YOUR TASK » Extract every line of the records below word for word, omitting the pictures.

Source records »
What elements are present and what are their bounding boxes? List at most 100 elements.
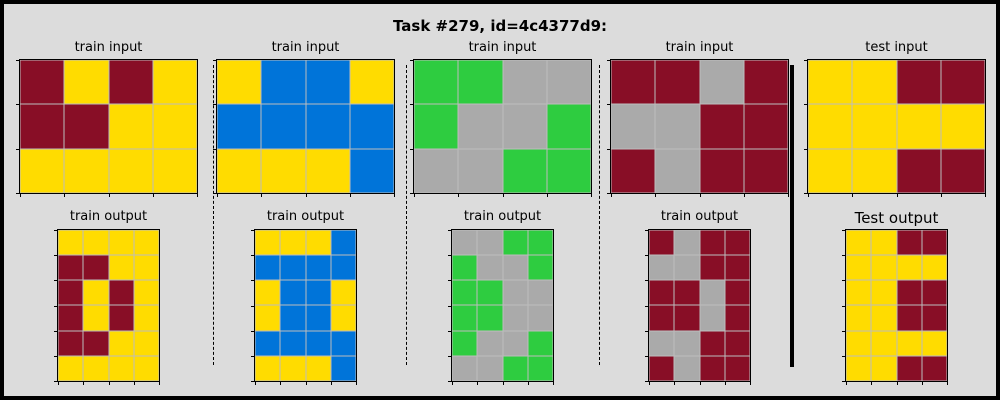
grid-cell	[108, 330, 134, 356]
grid-cell	[546, 60, 591, 105]
grid-cell	[502, 330, 528, 356]
tick-mark	[410, 149, 414, 150]
tick-mark	[16, 149, 20, 150]
grid-cell	[452, 280, 478, 306]
grid-cell	[83, 330, 109, 356]
grid-cell	[846, 305, 872, 331]
grid-cell	[330, 255, 356, 281]
output-label: Test output	[854, 209, 939, 227]
output-label: train output	[69, 209, 148, 224]
grid-cell	[414, 104, 459, 149]
tick-mark	[611, 193, 612, 197]
grid-cell	[64, 60, 109, 105]
grid-cell	[674, 355, 700, 381]
tick-mark	[842, 331, 846, 332]
tick-mark	[448, 356, 452, 357]
grid-cell	[261, 148, 306, 193]
tick-mark	[394, 193, 395, 197]
tick-mark	[16, 60, 20, 61]
grid-cell	[546, 104, 591, 149]
tick-mark	[16, 104, 20, 105]
grid-cell	[477, 355, 503, 381]
grid-cell	[458, 60, 503, 105]
grid-cell	[699, 148, 744, 193]
grid-cell	[699, 230, 725, 256]
tick-mark	[217, 193, 218, 197]
tick-mark	[700, 193, 701, 197]
grid-cell	[871, 280, 897, 306]
grid-cell	[305, 148, 350, 193]
output-grid	[254, 229, 357, 382]
tick-mark	[54, 381, 58, 382]
grid-cell	[649, 255, 675, 281]
grid-cell	[58, 305, 84, 331]
output-label: train output	[463, 209, 542, 224]
tick-mark	[607, 193, 611, 194]
tick-mark	[842, 280, 846, 281]
tick-mark	[985, 193, 986, 197]
input-label: train input	[74, 40, 143, 55]
grid-cell	[871, 305, 897, 331]
grid-cell	[655, 148, 700, 193]
grid-cell	[255, 255, 281, 281]
tick-mark	[16, 193, 20, 194]
tick-mark	[58, 381, 59, 385]
tick-mark	[213, 60, 217, 61]
grid-cell	[108, 104, 153, 149]
tick-mark	[607, 60, 611, 61]
grid-cell	[655, 104, 700, 149]
grid-cell	[921, 330, 947, 356]
grid-cell	[452, 355, 478, 381]
grid-cell	[280, 330, 306, 356]
grid-cell	[305, 280, 331, 306]
grid-cell	[743, 60, 788, 105]
grid-cell	[477, 255, 503, 281]
grid-cell	[305, 305, 331, 331]
grid-cell	[674, 305, 700, 331]
tick-mark	[448, 331, 452, 332]
input-label: train input	[665, 40, 734, 55]
tick-mark	[842, 381, 846, 382]
tick-mark	[109, 381, 110, 385]
tick-mark	[941, 193, 942, 197]
tick-mark	[804, 60, 808, 61]
grid-cell	[896, 255, 922, 281]
tick-mark	[197, 193, 198, 197]
grid-cell	[261, 60, 306, 105]
tick-mark	[448, 381, 452, 382]
tick-mark	[788, 193, 789, 197]
grid-cell	[108, 148, 153, 193]
tick-mark	[503, 193, 504, 197]
tick-mark	[607, 104, 611, 105]
grid-cell	[349, 104, 394, 149]
grid-cell	[846, 230, 872, 256]
input-grid	[19, 59, 198, 194]
tick-mark	[645, 230, 649, 231]
grid-cell	[940, 148, 985, 193]
grid-cell	[502, 148, 547, 193]
grid-cell	[674, 255, 700, 281]
grid-cell	[527, 305, 553, 331]
grid-cell	[896, 330, 922, 356]
grid-cell	[527, 255, 553, 281]
grid-cell	[502, 355, 528, 381]
tick-mark	[607, 149, 611, 150]
grid-cell	[133, 230, 159, 256]
tick-mark	[251, 356, 255, 357]
tick-mark	[871, 381, 872, 385]
tick-mark	[251, 280, 255, 281]
grid-cell	[152, 148, 197, 193]
tick-mark	[750, 381, 751, 385]
grid-cell	[527, 355, 553, 381]
grid-cell	[649, 330, 675, 356]
grid-cell	[64, 104, 109, 149]
grid-cell	[724, 305, 750, 331]
tick-mark	[213, 193, 217, 194]
grid-cell	[452, 305, 478, 331]
grid-cell	[261, 104, 306, 149]
grid-cell	[808, 104, 853, 149]
tick-mark	[922, 381, 923, 385]
grid-cell	[280, 305, 306, 331]
figure-title: Task #279, id=4c4377d9:	[392, 17, 608, 35]
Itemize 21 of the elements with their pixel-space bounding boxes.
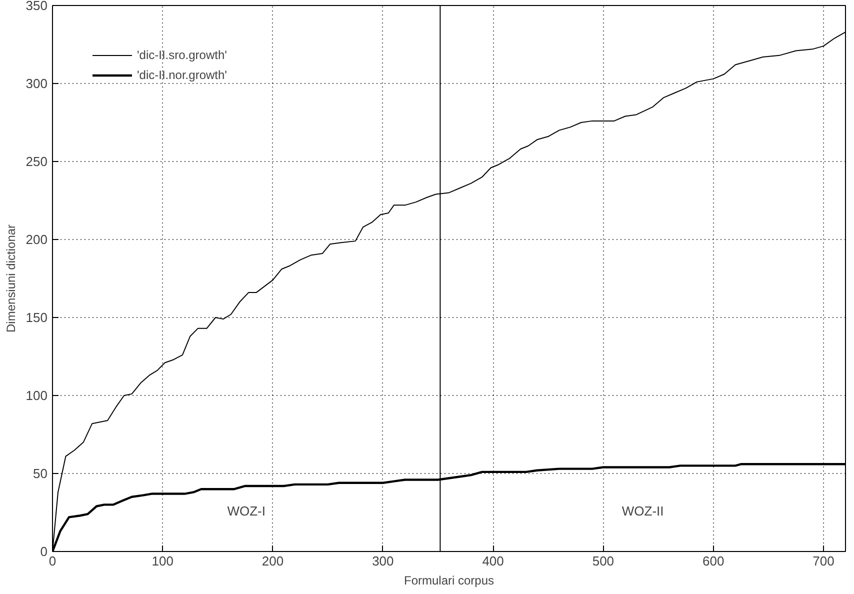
y-tick-label: 200 [26, 232, 48, 247]
y-axis-title: Dimensiuni dictionar [4, 224, 18, 333]
y-tick-label: 50 [33, 466, 48, 481]
y-tick-label: 350 [26, 0, 48, 13]
x-tick-label: 300 [372, 554, 394, 568]
annotation: WOZ-II [622, 504, 664, 519]
x-tick-label: 100 [152, 554, 174, 568]
y-tick-label: 100 [26, 388, 48, 403]
annotation: WOZ-I [227, 504, 266, 519]
x-tick-label: 200 [262, 554, 284, 568]
x-tick-label: 500 [592, 554, 614, 568]
y-tick-label: 300 [26, 76, 48, 91]
y-tick-label: 250 [26, 154, 48, 169]
legend-label: 'dic-II.nor.growth' [137, 68, 227, 82]
x-tick-label: 700 [812, 554, 834, 568]
x-tick-label: 600 [702, 554, 724, 568]
y-tick-label: 0 [40, 544, 48, 559]
x-tick-label: 400 [482, 554, 504, 568]
legend-label: 'dic-II.sro.growth' [137, 48, 227, 62]
x-axis-title: Formulari corpus [404, 574, 494, 588]
y-tick-label: 150 [26, 310, 48, 325]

SOLUTION »
What elements are present and what are their bounding boxes? List at most 100 elements.
grid-cell	[108, 330, 134, 356]
grid-cell	[546, 60, 591, 105]
grid-cell	[502, 330, 528, 356]
tick-mark	[410, 149, 414, 150]
tick-mark	[16, 149, 20, 150]
grid-cell	[452, 280, 478, 306]
grid-cell	[83, 330, 109, 356]
grid-cell	[846, 305, 872, 331]
grid-cell	[330, 255, 356, 281]
output-label: Test output	[854, 209, 939, 227]
output-label: train output	[69, 209, 148, 224]
grid-cell	[414, 104, 459, 149]
tick-mark	[611, 193, 612, 197]
grid-cell	[64, 60, 109, 105]
grid-cell	[674, 355, 700, 381]
tick-mark	[842, 331, 846, 332]
tick-mark	[448, 356, 452, 357]
grid-cell	[261, 148, 306, 193]
tick-mark	[394, 193, 395, 197]
tick-mark	[16, 60, 20, 61]
grid-cell	[546, 104, 591, 149]
tick-mark	[16, 104, 20, 105]
grid-cell	[477, 355, 503, 381]
grid-cell	[458, 60, 503, 105]
grid-cell	[699, 148, 744, 193]
grid-cell	[699, 230, 725, 256]
tick-mark	[217, 193, 218, 197]
tick-mark	[700, 193, 701, 197]
grid-cell	[871, 280, 897, 306]
grid-cell	[305, 148, 350, 193]
output-grid	[254, 229, 357, 382]
tick-mark	[54, 381, 58, 382]
grid-cell	[649, 255, 675, 281]
grid-cell	[58, 305, 84, 331]
output-label: train output	[463, 209, 542, 224]
tick-mark	[607, 193, 611, 194]
tick-mark	[842, 280, 846, 281]
tick-mark	[985, 193, 986, 197]
input-label: train input	[74, 40, 143, 55]
grid-cell	[871, 305, 897, 331]
grid-cell	[655, 148, 700, 193]
grid-cell	[255, 255, 281, 281]
tick-mark	[16, 193, 20, 194]
tick-mark	[58, 381, 59, 385]
tick-mark	[213, 60, 217, 61]
grid-cell	[108, 104, 153, 149]
tick-mark	[607, 60, 611, 61]
grid-cell	[655, 104, 700, 149]
grid-cell	[921, 330, 947, 356]
grid-cell	[452, 355, 478, 381]
grid-cell	[280, 330, 306, 356]
grid-cell	[305, 280, 331, 306]
grid-cell	[743, 60, 788, 105]
grid-cell	[477, 255, 503, 281]
grid-cell	[305, 305, 331, 331]
grid-cell	[674, 305, 700, 331]
tick-mark	[448, 331, 452, 332]
input-label: train input	[665, 40, 734, 55]
tick-mark	[842, 381, 846, 382]
tick-mark	[109, 381, 110, 385]
tick-mark	[941, 193, 942, 197]
tick-mark	[804, 60, 808, 61]
grid-cell	[896, 255, 922, 281]
tick-mark	[197, 193, 198, 197]
grid-cell	[261, 60, 306, 105]
tick-mark	[448, 381, 452, 382]
tick-mark	[788, 193, 789, 197]
grid-cell	[108, 148, 153, 193]
tick-mark	[503, 193, 504, 197]
tick-mark	[607, 104, 611, 105]
grid-cell	[349, 104, 394, 149]
grid-cell	[846, 230, 872, 256]
input-grid	[19, 59, 198, 194]
tick-mark	[645, 230, 649, 231]
grid-cell	[940, 148, 985, 193]
grid-cell	[502, 148, 547, 193]
grid-cell	[674, 255, 700, 281]
grid-cell	[527, 305, 553, 331]
grid-cell	[896, 330, 922, 356]
grid-cell	[527, 255, 553, 281]
grid-cell	[502, 355, 528, 381]
tick-mark	[607, 149, 611, 150]
grid-cell	[133, 230, 159, 256]
tick-mark	[251, 356, 255, 357]
tick-mark	[871, 381, 872, 385]
tick-mark	[251, 280, 255, 281]
grid-cell	[152, 148, 197, 193]
tick-mark	[750, 381, 751, 385]
grid-cell	[527, 355, 553, 381]
grid-cell	[649, 330, 675, 356]
grid-cell	[64, 104, 109, 149]
grid-cell	[724, 305, 750, 331]
tick-mark	[213, 193, 217, 194]
grid-cell	[452, 305, 478, 331]
grid-cell	[261, 104, 306, 149]
grid-cell	[808, 104, 853, 149]
tick-mark	[922, 381, 923, 385]
grid-cell	[280, 305, 306, 331]
figure-title: Task #279, id=4c4377d9:	[392, 17, 608, 35]
Itemize 21 of the elements with their pixel-space bounding boxes.
y-tick-label: 200 [26, 232, 48, 247]
y-axis-title: Dimensiuni dictionar [4, 224, 18, 333]
y-tick-label: 50 [33, 466, 48, 481]
y-tick-label: 350 [26, 0, 48, 13]
x-tick-label: 300 [372, 554, 394, 568]
annotation: WOZ-II [622, 504, 664, 519]
x-tick-label: 100 [152, 554, 174, 568]
y-tick-label: 100 [26, 388, 48, 403]
annotation: WOZ-I [227, 504, 266, 519]
x-tick-label: 200 [262, 554, 284, 568]
x-tick-label: 500 [592, 554, 614, 568]
y-tick-label: 300 [26, 76, 48, 91]
y-tick-label: 250 [26, 154, 48, 169]
legend-label: 'dic-II.nor.growth' [137, 68, 227, 82]
x-tick-label: 700 [812, 554, 834, 568]
x-tick-label: 600 [702, 554, 724, 568]
y-tick-label: 0 [40, 544, 48, 559]
x-tick-label: 400 [482, 554, 504, 568]
legend-label: 'dic-II.sro.growth' [137, 48, 227, 62]
x-axis-title: Formulari corpus [404, 574, 494, 588]
y-tick-label: 150 [26, 310, 48, 325]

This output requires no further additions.